• [Geselecteerde passage]

══════════

Hetzelfde jaar verzorgen timmerlieden het interieur van de Nicolaaskerk. Nieuwsgierig als ze zijn,
openen ze de grafkelder. Daarin vinden ze elf doodskisten, allemaal nog gave
exemplaren en geheel intact. Een timmerman tilt een losliggende deksel van een
kist omhoog en rent, volgens de legende, gillend de kerk uit. In het grafkeldertje
van het kerkje liggen mummies, maar liefst elf stuks en allemaal in
uitzonderlijk goede staat.
![]() |
©Tom Goossens, via waterlandvanfriesland.nl |
De vondst wordt wereldnieuws. En is ook meteen de startschot van een luguber soort toerisme. Van heinde en verre komen bezoekers naar de kerk om de geconserveerde lichamen met eigen ogen te zien. Studenten van de universiteit van Franeker nemen aan aantal mummies mee voor onderzoek, die stuk voor stuk in hun onbekwame handen tot stof verpulveren.
De lichamen zijn niet behandeld, en niet gebalsemd, zoals bijvoorbeeld in het oude Egypte
gebruikelijk was. Hoe kan het toch dat hier de lichamen intact zijn gebleven?
Wichelroede
In de jaren 80, als volgens de gids 'het paranormale' opkomt (denk aan Jomanda, die ouwe lekkere), krijgt het kerkje veel bezoek van mensen die aardstralen en leylijnen menen te voelen. De gids wijst ze aan zoals het hem ooit aangewezen is. Met zijn linkerhand: 'zo loopt de aardstraal'. En met zijn rechterhand: 'hier loopt overdwars een leylijn.' Wijzend naar het orgel: 'en daar loopt er nog één! Overdwars dan he?'
Als je het
keldertje betreedt, voel je door de raampjes aan de weerzijden van het
keldertje een continue tochtstroom. Toen één van de raampjes ooit eens werd
dichtgemetseld, ging de conditie van de mummies zichtbaar snel achteruit. Die
luchtstroom - samen met de luchtvochtigheid en koele temperatuur - zou mogelijk
de verklaring kunnen zijn voor de mummificatie van de lichamen.
Bij een
onderzoek naar een mogelijke verklaring is er in 1930 een vogeltje aan het
plafond gehangen. Het beestje ziet eruit alsof hij gisteren nog gevlogen heeft.
Nog steeds is
er geen officiële wetenschappelijke verklaring waarom de lichamen in het grafkeldertje
van de Nicolaaskerk gemummificeerd zijn geraakt. Zelfs in bewust nagebootste grafkelders
gingen lichamen nooit over tot mummificatie. Misschien moet voor dit terpkerkje
een oorzaak buiten de wetenschap gezocht worden? Nu moet een mens ver wegblijven
van duistere driften en afgoderij (knolraap en lof, schorseneren en prei), maar
het is jammer dat ik mijn wichelroedeltje niet bij me heb. Konden we meteen de proef op de som nemen.

══════════

• [Doel 1] Schrijf uit de passage over de Nicolaaskerk het gedeelte van "Nog steeds is" tot en met "de som nemen." woordelijk over.
• [Doel 2] Wat gebeurde er volgens de passage over de Nicolaaskerk toen een van de raampjes van het keldertje werd dichtgemetseld?

• [Verzamelde gegevens]

══════════

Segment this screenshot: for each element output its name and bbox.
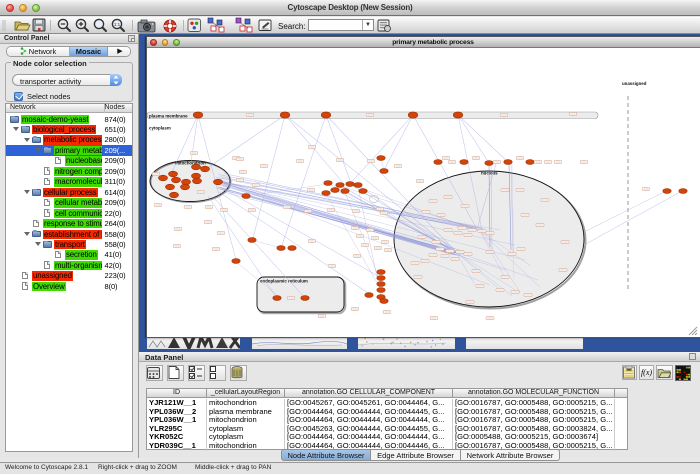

══════════

• [Juist antwoord 1]
Nog steeds is
er geen officiële wetenschappelijke verklaring waarom de lichamen in het grafkeldertje
van de Nicolaaskerk gemummificeerd zijn geraakt. Zelfs in bewust nagebootste grafkelders
gingen lichamen nooit over tot mummificatie. Misschien moet voor dit terpkerkje
een oorzaak buiten de wetenschap gezocht worden? Nu moet een mens ver wegblijven
van duistere driften en afgoderij (knolraap en lof, schorseneren en prei), maar
het is jammer dat ik mijn wichelroedeltje niet bij me heb. Konden we meteen de proef op de som nemen.

• [Juist antwoord 2] De conditie van de mummies ging zichtbaar snel achteruit.